# Problem requirements
Copy out the whole listing exactly as written, leaving the pictures behind.

# Data records
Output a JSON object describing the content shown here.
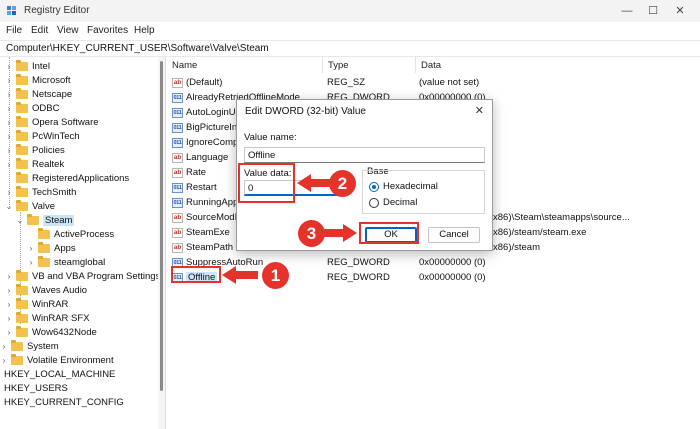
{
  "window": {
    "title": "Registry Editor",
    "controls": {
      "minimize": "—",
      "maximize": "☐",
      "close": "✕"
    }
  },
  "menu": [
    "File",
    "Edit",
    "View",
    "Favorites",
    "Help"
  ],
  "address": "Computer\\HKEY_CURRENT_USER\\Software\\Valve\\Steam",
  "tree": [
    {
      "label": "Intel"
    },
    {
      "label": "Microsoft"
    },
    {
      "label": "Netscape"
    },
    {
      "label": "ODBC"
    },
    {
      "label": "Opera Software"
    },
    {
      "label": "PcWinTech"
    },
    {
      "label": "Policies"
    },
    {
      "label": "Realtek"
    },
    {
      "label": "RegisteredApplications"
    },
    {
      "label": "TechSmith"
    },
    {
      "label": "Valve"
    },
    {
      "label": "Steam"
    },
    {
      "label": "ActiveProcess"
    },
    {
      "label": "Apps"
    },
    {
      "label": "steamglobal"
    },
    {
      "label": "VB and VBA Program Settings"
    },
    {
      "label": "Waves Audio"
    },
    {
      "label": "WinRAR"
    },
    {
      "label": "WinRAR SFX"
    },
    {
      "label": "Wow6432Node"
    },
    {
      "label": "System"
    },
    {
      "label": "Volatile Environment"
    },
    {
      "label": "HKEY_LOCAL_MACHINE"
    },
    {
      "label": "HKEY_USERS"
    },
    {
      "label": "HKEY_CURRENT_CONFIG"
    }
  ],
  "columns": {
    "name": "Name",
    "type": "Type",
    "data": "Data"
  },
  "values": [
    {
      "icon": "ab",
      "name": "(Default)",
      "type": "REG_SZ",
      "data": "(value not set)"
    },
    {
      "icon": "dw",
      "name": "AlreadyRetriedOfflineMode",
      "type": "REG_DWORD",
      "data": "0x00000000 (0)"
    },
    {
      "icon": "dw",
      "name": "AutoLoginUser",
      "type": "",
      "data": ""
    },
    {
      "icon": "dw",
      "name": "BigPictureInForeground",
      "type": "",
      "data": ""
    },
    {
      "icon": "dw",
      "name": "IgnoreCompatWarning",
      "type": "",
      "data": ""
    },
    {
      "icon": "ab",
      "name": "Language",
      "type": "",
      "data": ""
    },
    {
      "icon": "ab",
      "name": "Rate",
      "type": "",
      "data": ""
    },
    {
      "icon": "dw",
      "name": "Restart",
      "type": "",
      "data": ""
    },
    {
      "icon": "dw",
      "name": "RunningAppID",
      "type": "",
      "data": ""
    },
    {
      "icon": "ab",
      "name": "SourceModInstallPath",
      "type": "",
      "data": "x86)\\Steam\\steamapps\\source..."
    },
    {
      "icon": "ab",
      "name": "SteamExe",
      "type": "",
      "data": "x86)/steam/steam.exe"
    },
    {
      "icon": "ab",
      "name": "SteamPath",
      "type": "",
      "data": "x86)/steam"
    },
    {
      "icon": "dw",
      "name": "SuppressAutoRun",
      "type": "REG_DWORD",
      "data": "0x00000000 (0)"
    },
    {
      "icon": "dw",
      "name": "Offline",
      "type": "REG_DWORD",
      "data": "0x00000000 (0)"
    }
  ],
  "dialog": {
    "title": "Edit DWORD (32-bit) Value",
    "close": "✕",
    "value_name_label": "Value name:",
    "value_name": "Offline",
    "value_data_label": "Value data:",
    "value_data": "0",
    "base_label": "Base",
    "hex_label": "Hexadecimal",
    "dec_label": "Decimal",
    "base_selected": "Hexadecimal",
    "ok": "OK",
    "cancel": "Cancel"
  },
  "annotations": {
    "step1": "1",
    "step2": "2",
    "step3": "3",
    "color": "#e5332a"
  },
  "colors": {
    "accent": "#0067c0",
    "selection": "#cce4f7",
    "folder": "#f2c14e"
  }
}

# Solution for this exercise
Output a JSON object describing the content shown here.
{
  "window": {
    "title": "Registry Editor",
    "controls": {
      "minimize": "—",
      "maximize": "☐",
      "close": "✕"
    }
  },
  "menu": [
    "File",
    "Edit",
    "View",
    "Favorites",
    "Help"
  ],
  "address": "Computer\\HKEY_CURRENT_USER\\Software\\Valve\\Steam",
  "tree": [
    {
      "label": "Intel"
    },
    {
      "label": "Microsoft"
    },
    {
      "label": "Netscape"
    },
    {
      "label": "ODBC"
    },
    {
      "label": "Opera Software"
    },
    {
      "label": "PcWinTech"
    },
    {
      "label": "Policies"
    },
    {
      "label": "Realtek"
    },
    {
      "label": "RegisteredApplications"
    },
    {
      "label": "TechSmith"
    },
    {
      "label": "Valve"
    },
    {
      "label": "Steam"
    },
    {
      "label": "ActiveProcess"
    },
    {
      "label": "Apps"
    },
    {
      "label": "steamglobal"
    },
    {
      "label": "VB and VBA Program Settings"
    },
    {
      "label": "Waves Audio"
    },
    {
      "label": "WinRAR"
    },
    {
      "label": "WinRAR SFX"
    },
    {
      "label": "Wow6432Node"
    },
    {
      "label": "System"
    },
    {
      "label": "Volatile Environment"
    },
    {
      "label": "HKEY_LOCAL_MACHINE"
    },
    {
      "label": "HKEY_USERS"
    },
    {
      "label": "HKEY_CURRENT_CONFIG"
    }
  ],
  "columns": {
    "name": "Name",
    "type": "Type",
    "data": "Data"
  },
  "values": [
    {
      "icon": "ab",
      "name": "(Default)",
      "type": "REG_SZ",
      "data": "(value not set)"
    },
    {
      "icon": "dw",
      "name": "AlreadyRetriedOfflineMode",
      "type": "REG_DWORD",
      "data": "0x00000000 (0)"
    },
    {
      "icon": "dw",
      "name": "AutoLoginUser",
      "type": "",
      "data": ""
    },
    {
      "icon": "dw",
      "name": "BigPictureInForeground",
      "type": "",
      "data": ""
    },
    {
      "icon": "dw",
      "name": "IgnoreCompatWarning",
      "type": "",
      "data": ""
    },
    {
      "icon": "ab",
      "name": "Language",
      "type": "",
      "data": ""
    },
    {
      "icon": "ab",
      "name": "Rate",
      "type": "",
      "data": ""
    },
    {
      "icon": "dw",
      "name": "Restart",
      "type": "",
      "data": ""
    },
    {
      "icon": "dw",
      "name": "RunningAppID",
      "type": "",
      "data": ""
    },
    {
      "icon": "ab",
      "name": "SourceModInstallPath",
      "type": "",
      "data": "x86)\\Steam\\steamapps\\source..."
    },
    {
      "icon": "ab",
      "name": "SteamExe",
      "type": "",
      "data": "x86)/steam/steam.exe"
    },
    {
      "icon": "ab",
      "name": "SteamPath",
      "type": "",
      "data": "x86)/steam"
    },
    {
      "icon": "dw",
      "name": "SuppressAutoRun",
      "type": "REG_DWORD",
      "data": "0x00000000 (0)"
    },
    {
      "icon": "dw",
      "name": "Offline",
      "type": "REG_DWORD",
      "data": "0x00000000 (0)"
    }
  ],
  "dialog": {
    "title": "Edit DWORD (32-bit) Value",
    "close": "✕",
    "value_name_label": "Value name:",
    "value_name": "Offline",
    "value_data_label": "Value data:",
    "value_data": "0",
    "base_label": "Base",
    "hex_label": "Hexadecimal",
    "dec_label": "Decimal",
    "base_selected": "Hexadecimal",
    "ok": "OK",
    "cancel": "Cancel"
  },
  "annotations": {
    "step1": "1",
    "step2": "2",
    "step3": "3",
    "color": "#e5332a"
  },
  "colors": {
    "accent": "#0067c0",
    "selection": "#cce4f7",
    "folder": "#f2c14e"
  }
}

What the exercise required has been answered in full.